Look through the data below. Collect every line where the word "конкретной" occurs.

◇ ◇ ◇ ◇ ◇

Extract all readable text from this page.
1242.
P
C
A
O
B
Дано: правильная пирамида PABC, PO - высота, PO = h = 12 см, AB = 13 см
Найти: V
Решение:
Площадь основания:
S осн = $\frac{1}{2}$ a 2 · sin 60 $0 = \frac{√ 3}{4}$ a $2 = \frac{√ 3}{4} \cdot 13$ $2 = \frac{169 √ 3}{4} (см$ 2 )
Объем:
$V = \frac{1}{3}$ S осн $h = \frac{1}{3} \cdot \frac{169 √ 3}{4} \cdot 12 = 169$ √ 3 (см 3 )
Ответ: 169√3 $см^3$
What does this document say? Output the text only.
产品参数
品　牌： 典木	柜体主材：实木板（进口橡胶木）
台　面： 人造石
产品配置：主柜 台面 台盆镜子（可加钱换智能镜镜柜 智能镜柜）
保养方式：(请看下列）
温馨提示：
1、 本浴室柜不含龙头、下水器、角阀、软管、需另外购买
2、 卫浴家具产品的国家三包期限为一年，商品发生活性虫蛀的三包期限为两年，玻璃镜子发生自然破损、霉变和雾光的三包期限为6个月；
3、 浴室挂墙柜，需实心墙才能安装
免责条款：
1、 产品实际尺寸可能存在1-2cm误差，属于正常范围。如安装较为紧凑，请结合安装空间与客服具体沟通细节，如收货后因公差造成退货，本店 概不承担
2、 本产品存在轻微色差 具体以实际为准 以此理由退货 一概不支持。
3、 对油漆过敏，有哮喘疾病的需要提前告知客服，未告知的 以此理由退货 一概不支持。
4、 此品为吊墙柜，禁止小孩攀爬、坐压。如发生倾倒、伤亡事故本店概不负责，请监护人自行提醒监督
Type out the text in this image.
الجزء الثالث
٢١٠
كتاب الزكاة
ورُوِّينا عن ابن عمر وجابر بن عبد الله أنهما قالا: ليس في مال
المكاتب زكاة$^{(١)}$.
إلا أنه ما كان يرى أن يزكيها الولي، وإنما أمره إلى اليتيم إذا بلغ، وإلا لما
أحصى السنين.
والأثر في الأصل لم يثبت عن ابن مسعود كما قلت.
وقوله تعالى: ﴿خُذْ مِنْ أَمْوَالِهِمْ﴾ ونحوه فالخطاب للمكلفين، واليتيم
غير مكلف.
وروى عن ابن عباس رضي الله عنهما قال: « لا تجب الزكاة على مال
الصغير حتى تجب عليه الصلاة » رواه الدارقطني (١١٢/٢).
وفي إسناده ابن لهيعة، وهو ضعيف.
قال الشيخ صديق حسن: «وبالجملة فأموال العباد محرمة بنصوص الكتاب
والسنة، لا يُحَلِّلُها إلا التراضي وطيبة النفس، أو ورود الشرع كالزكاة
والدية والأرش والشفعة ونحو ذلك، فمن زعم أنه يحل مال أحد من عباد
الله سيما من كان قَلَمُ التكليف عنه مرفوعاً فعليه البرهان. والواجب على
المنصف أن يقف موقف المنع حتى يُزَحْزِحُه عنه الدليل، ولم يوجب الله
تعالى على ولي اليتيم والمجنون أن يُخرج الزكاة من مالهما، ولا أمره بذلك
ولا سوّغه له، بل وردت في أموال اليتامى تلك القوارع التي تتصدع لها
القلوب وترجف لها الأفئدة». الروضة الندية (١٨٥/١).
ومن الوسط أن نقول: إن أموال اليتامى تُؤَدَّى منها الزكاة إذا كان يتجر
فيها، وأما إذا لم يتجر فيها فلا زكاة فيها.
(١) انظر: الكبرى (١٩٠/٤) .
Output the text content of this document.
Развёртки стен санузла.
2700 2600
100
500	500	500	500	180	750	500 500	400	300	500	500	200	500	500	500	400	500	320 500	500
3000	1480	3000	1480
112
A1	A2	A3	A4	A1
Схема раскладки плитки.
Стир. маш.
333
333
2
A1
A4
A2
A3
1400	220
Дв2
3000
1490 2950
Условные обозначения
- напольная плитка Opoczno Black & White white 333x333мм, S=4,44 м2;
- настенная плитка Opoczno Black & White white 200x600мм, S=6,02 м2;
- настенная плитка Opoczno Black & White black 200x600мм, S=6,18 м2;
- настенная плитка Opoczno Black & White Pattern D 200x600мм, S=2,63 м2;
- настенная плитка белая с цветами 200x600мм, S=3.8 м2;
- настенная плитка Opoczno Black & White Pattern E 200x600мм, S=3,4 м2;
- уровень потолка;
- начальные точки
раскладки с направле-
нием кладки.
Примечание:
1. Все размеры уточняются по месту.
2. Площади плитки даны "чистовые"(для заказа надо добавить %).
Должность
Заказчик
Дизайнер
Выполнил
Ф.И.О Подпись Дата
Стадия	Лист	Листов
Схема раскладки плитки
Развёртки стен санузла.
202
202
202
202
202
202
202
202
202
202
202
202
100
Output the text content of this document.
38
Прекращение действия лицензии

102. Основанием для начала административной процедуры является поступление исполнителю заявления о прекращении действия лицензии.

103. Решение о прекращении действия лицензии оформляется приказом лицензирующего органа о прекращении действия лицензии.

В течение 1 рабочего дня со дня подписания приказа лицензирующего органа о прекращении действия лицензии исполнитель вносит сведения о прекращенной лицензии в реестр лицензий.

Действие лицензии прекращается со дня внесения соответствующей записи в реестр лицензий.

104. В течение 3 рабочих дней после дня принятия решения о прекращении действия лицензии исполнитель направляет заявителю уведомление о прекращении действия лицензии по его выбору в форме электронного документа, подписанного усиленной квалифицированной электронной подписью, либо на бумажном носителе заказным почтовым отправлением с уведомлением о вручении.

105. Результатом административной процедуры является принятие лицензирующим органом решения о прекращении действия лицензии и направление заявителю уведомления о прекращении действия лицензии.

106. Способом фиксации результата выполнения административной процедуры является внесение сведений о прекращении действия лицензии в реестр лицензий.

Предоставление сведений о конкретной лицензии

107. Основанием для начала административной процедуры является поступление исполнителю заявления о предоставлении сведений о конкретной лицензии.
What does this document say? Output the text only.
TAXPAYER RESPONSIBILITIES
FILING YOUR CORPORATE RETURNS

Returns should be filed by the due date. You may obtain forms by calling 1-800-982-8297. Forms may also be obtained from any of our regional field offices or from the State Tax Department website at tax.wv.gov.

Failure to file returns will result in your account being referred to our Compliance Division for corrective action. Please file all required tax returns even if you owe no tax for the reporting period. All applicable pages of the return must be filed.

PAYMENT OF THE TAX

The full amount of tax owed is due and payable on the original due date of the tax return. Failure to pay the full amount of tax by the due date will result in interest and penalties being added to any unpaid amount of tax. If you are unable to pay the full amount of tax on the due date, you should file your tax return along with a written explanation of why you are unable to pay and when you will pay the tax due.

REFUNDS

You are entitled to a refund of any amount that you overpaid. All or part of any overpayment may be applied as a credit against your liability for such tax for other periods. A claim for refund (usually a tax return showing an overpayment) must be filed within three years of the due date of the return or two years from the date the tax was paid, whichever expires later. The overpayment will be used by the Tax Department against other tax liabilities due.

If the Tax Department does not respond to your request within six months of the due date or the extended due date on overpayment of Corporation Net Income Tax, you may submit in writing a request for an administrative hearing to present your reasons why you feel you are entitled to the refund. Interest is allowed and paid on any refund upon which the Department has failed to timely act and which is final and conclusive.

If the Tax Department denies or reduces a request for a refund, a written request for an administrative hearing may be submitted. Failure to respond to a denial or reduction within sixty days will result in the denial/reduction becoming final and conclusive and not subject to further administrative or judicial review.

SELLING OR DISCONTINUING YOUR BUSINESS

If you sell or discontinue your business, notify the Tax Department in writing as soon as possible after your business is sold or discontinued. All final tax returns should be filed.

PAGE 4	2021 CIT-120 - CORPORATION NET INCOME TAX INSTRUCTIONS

◇ ◇ ◇ ◇ ◇

▸ Task answer:
Предоставление сведений о конкретной лицензии
107. Основанием для начала административной процедуры является поступление исполнителю заявления о предоставлении сведений о конкретной лицензии.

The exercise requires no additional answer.